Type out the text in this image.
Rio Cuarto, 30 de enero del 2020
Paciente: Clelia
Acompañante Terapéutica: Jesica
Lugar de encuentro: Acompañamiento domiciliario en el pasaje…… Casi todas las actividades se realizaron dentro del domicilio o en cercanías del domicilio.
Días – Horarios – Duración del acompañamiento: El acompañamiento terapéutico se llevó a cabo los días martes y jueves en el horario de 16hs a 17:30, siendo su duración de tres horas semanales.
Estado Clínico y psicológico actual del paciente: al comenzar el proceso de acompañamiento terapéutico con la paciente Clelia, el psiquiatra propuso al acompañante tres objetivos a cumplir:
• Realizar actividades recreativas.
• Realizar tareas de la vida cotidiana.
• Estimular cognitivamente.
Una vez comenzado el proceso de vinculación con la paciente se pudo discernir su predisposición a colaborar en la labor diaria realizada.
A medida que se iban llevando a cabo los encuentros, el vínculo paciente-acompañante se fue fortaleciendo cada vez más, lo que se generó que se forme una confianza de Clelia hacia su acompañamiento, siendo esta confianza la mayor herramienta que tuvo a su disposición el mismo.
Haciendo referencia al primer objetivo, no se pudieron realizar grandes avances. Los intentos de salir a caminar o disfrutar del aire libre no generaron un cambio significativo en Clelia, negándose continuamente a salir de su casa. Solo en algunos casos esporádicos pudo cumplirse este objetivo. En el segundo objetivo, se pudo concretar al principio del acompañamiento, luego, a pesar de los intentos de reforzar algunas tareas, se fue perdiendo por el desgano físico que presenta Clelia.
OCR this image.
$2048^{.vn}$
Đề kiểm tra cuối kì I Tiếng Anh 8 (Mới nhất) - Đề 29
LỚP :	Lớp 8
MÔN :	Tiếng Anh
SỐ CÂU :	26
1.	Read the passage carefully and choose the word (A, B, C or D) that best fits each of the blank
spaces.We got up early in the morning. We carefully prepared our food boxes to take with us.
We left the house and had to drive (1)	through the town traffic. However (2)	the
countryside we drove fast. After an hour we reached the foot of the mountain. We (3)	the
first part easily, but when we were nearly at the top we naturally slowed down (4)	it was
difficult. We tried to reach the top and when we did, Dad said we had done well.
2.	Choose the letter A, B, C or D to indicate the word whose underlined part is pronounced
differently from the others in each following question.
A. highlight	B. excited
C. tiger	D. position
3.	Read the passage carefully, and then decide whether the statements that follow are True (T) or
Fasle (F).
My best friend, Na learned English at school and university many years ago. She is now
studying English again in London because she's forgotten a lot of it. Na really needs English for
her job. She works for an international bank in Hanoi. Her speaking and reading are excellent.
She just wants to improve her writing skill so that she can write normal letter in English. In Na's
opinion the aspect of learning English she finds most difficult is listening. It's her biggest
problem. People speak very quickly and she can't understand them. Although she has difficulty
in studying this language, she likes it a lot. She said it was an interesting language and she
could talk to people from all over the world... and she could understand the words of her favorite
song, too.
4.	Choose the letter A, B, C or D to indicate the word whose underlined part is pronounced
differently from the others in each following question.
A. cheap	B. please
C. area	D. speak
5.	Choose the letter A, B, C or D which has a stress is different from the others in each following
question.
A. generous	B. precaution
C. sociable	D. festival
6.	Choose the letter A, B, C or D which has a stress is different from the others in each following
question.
□ □ □ □
◆ Goal:
Collect each line containing the string "English".

◆ Output of the exercise:
My best friend, Na learned English at school and university many years ago. She is now
studying English again in London because she's forgotten a lot of it. Na really needs English for
She just wants to improve her writing skill so that she can write normal letter in English. In Na's
opinion the aspect of learning English she finds most difficult is listening. It's her biggest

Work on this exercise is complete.